Aim of the exercise: Where a line of the listing below includes the word "name", reproduce that line.

─── Stored data

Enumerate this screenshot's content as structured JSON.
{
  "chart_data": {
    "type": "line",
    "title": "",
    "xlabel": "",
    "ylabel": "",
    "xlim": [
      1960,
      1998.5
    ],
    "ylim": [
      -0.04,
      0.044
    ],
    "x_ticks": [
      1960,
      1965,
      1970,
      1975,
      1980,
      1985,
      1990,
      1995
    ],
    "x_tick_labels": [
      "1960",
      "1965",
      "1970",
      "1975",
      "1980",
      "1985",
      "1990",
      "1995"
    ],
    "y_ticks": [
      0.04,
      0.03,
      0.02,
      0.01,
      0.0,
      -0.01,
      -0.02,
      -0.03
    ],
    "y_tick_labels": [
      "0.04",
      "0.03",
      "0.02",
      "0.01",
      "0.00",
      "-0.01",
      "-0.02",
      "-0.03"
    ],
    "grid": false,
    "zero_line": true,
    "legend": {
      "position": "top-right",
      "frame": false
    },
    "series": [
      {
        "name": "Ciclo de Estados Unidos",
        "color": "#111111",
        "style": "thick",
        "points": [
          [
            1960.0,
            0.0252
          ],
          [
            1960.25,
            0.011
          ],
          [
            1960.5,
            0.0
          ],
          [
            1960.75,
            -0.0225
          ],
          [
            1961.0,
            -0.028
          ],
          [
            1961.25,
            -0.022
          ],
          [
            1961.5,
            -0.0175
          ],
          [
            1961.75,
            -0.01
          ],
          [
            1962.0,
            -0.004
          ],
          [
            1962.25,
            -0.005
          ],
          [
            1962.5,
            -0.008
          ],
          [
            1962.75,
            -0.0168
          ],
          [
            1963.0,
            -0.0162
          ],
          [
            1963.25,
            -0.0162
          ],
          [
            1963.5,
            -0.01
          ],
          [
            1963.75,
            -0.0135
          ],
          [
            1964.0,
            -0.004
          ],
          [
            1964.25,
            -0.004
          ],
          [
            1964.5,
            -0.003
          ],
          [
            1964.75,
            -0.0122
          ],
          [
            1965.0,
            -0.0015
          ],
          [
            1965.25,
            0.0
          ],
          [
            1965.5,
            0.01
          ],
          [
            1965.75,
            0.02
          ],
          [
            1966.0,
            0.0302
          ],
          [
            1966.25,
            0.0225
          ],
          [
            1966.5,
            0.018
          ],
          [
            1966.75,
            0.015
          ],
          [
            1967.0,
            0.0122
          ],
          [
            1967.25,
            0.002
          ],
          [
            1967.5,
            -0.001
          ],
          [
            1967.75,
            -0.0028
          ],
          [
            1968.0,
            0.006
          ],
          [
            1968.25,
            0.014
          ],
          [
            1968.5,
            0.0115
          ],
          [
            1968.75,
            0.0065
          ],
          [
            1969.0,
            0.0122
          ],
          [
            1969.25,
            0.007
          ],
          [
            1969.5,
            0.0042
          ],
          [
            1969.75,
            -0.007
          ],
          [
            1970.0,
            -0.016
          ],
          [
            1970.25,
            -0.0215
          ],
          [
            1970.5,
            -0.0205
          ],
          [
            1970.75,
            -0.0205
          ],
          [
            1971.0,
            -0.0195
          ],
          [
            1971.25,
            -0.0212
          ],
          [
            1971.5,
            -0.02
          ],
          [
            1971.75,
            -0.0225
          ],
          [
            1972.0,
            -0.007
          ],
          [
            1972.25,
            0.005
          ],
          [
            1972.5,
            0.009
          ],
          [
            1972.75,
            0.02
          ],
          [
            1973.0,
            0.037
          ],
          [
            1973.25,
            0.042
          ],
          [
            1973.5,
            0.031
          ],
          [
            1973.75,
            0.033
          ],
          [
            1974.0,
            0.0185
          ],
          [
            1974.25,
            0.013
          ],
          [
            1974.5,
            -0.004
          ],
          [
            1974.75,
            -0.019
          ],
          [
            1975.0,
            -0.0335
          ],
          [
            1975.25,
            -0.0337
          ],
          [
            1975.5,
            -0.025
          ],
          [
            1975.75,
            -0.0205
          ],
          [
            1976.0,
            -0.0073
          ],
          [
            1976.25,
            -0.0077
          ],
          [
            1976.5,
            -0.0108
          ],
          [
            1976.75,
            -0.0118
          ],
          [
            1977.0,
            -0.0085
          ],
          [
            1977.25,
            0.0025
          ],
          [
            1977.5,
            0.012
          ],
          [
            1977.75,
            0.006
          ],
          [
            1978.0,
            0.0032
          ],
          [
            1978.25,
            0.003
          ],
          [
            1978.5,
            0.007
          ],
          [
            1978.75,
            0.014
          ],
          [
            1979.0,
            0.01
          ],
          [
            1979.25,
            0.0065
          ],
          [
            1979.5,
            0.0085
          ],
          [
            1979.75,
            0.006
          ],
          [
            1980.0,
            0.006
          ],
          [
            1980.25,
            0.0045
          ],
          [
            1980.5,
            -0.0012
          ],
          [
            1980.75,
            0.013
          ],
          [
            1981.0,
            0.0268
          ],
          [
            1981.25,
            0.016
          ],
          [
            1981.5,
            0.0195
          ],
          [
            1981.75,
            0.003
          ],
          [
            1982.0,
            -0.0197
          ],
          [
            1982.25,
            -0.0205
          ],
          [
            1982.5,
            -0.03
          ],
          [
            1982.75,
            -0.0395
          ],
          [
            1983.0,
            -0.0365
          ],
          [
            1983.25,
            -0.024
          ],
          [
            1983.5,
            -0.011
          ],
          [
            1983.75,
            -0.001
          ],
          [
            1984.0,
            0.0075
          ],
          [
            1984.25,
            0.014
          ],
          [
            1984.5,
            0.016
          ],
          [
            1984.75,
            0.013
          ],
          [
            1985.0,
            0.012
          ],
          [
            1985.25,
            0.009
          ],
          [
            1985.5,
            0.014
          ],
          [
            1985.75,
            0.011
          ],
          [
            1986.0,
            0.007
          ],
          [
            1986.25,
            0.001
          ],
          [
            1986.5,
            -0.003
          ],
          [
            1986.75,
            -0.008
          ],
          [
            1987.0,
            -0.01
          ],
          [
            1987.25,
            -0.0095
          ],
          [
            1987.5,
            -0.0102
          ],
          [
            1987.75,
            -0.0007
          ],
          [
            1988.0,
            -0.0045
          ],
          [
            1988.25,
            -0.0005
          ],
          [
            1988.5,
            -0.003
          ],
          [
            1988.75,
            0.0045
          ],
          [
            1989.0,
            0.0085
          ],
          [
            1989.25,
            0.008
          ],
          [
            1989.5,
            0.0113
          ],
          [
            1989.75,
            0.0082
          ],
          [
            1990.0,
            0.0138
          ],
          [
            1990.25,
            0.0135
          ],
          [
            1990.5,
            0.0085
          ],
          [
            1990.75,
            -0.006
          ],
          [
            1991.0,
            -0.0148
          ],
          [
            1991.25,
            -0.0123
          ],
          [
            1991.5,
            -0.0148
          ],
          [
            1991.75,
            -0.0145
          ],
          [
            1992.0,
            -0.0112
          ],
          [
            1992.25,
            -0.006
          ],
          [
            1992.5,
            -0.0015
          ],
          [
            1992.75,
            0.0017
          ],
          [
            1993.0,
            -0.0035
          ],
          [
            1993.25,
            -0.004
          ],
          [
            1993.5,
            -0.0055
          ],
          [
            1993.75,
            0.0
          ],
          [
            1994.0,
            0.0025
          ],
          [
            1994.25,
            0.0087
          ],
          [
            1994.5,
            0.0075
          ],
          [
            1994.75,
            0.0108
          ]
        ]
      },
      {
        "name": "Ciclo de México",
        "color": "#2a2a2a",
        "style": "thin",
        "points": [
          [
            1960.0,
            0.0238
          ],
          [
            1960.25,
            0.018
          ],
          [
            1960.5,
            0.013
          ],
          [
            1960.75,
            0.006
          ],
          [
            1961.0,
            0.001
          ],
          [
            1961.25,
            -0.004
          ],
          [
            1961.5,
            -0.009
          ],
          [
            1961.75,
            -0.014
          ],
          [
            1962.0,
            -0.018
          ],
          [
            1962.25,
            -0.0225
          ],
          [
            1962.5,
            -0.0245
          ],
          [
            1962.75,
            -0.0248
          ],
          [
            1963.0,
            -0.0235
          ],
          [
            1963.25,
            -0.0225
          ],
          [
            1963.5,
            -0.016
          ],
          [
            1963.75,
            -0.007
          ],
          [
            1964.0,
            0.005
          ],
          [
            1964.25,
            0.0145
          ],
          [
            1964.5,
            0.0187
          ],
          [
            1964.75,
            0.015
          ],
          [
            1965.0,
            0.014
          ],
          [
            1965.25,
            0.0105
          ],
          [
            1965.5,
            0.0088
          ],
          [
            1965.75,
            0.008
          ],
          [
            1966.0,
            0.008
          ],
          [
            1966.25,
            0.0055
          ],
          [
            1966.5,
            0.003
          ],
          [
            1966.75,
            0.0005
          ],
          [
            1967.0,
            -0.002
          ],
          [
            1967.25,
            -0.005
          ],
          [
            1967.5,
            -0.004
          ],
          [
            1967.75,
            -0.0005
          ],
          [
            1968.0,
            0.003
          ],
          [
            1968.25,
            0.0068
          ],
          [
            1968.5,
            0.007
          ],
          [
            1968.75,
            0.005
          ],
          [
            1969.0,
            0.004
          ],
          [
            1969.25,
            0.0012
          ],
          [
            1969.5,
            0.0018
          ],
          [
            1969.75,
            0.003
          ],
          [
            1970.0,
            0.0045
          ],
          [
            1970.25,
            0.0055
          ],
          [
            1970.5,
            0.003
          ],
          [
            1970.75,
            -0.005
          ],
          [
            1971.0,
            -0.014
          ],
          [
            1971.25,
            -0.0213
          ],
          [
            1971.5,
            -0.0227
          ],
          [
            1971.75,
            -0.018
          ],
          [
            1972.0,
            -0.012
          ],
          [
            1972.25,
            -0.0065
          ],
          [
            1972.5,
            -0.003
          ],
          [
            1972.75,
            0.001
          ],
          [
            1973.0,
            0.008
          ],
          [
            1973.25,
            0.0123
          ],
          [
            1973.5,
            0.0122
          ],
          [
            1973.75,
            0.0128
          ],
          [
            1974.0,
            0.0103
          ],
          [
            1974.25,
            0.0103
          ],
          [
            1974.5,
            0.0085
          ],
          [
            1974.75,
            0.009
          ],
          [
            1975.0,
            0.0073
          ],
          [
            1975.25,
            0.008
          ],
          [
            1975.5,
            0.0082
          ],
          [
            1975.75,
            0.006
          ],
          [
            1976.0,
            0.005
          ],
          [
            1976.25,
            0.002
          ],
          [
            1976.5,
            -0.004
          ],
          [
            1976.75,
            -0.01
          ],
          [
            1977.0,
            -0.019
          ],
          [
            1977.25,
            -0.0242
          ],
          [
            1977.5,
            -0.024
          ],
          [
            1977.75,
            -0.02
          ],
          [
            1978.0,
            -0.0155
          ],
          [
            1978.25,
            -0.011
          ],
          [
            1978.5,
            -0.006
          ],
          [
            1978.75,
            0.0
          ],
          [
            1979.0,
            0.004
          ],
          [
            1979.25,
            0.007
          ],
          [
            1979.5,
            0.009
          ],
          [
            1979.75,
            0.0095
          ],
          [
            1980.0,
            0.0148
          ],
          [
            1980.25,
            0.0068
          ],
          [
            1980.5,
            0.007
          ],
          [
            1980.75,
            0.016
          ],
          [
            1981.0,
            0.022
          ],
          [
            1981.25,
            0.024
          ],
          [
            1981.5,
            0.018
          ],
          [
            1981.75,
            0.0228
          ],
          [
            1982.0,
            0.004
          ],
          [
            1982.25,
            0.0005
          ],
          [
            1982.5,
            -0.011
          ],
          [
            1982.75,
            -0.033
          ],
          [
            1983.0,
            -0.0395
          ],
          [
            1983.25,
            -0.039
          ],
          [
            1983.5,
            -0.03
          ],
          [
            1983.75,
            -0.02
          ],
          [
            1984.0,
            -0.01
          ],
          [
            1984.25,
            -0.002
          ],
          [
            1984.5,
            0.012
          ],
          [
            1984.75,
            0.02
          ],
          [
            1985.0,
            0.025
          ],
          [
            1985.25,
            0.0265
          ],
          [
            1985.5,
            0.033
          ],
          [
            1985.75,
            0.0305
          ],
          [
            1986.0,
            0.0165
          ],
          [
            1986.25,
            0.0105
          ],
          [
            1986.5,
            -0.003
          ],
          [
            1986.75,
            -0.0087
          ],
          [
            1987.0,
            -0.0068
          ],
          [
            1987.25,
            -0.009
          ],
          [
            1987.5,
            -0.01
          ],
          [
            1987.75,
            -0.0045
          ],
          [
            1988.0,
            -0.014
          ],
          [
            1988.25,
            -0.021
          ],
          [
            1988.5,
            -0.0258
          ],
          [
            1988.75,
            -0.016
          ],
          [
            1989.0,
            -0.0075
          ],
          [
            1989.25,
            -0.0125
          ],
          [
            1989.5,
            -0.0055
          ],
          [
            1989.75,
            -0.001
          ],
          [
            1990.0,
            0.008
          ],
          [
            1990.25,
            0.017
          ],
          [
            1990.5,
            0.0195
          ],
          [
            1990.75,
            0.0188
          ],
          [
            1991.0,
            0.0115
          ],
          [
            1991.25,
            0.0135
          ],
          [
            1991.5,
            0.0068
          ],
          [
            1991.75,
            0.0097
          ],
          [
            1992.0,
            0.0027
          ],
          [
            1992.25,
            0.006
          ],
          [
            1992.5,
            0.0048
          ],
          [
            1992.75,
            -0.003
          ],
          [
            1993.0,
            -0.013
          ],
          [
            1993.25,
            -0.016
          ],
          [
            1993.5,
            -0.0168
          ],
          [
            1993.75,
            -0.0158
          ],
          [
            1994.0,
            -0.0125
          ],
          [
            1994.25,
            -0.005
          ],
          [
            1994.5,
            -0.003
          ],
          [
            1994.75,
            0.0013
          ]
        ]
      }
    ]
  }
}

──────

Solution for this exercise:
        "name": "Ciclo de Estados Unidos",
        "name": "Ciclo de México",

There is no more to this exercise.